Stated goal:
Gather from the listing below each line that includes the word "value", and copy it.

(Dataset records)
╔══

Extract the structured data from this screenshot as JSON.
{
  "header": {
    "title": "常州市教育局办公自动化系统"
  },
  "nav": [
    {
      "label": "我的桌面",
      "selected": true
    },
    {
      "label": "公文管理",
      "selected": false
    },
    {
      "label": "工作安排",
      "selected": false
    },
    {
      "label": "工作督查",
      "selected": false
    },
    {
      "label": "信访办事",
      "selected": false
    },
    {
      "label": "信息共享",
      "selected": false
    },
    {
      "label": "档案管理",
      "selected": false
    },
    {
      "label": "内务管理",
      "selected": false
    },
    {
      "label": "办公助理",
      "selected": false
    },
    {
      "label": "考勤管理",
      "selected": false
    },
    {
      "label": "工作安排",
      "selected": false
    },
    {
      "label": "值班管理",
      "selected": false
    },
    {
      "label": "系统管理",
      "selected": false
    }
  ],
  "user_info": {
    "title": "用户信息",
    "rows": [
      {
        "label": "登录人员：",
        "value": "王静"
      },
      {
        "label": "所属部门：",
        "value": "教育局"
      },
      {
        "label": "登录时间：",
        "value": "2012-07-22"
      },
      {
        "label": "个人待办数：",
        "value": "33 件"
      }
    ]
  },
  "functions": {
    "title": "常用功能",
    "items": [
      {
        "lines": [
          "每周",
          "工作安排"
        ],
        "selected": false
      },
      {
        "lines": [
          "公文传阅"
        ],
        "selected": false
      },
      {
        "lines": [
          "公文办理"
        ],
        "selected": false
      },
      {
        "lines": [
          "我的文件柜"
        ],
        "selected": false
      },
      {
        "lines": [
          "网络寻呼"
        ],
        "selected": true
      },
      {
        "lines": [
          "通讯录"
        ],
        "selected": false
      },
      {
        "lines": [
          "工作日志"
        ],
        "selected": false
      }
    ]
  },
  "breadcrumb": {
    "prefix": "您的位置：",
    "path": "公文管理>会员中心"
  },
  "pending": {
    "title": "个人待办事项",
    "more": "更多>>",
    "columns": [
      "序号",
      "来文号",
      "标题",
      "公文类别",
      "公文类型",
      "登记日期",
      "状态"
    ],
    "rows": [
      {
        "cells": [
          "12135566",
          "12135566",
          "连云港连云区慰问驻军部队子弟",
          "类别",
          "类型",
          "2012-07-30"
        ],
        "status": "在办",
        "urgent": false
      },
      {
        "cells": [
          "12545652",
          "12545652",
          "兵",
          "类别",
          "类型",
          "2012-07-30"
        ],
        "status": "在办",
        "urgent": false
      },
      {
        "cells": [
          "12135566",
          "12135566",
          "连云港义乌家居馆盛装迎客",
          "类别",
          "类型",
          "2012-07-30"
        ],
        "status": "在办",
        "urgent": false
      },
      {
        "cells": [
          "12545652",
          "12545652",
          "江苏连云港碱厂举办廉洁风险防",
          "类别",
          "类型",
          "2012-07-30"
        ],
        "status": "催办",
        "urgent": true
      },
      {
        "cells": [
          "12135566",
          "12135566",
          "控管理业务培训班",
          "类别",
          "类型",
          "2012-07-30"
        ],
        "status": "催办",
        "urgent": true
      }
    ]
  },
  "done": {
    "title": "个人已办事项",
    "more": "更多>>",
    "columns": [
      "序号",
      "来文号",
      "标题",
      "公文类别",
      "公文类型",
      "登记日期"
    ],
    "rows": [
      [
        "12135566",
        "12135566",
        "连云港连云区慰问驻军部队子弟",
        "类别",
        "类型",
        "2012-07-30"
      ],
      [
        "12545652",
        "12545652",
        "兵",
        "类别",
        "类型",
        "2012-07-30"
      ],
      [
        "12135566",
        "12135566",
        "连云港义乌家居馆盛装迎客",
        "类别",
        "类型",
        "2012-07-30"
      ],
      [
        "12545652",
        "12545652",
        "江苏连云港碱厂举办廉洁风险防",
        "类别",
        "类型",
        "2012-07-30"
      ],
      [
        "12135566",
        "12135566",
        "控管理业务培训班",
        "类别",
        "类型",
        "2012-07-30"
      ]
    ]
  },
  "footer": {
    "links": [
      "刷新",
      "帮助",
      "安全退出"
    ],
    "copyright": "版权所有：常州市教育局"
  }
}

╚══

Full response:
        "value": "王静"
        "value": "教育局"
        "value": "2012-07-22"
        "value": "33 件"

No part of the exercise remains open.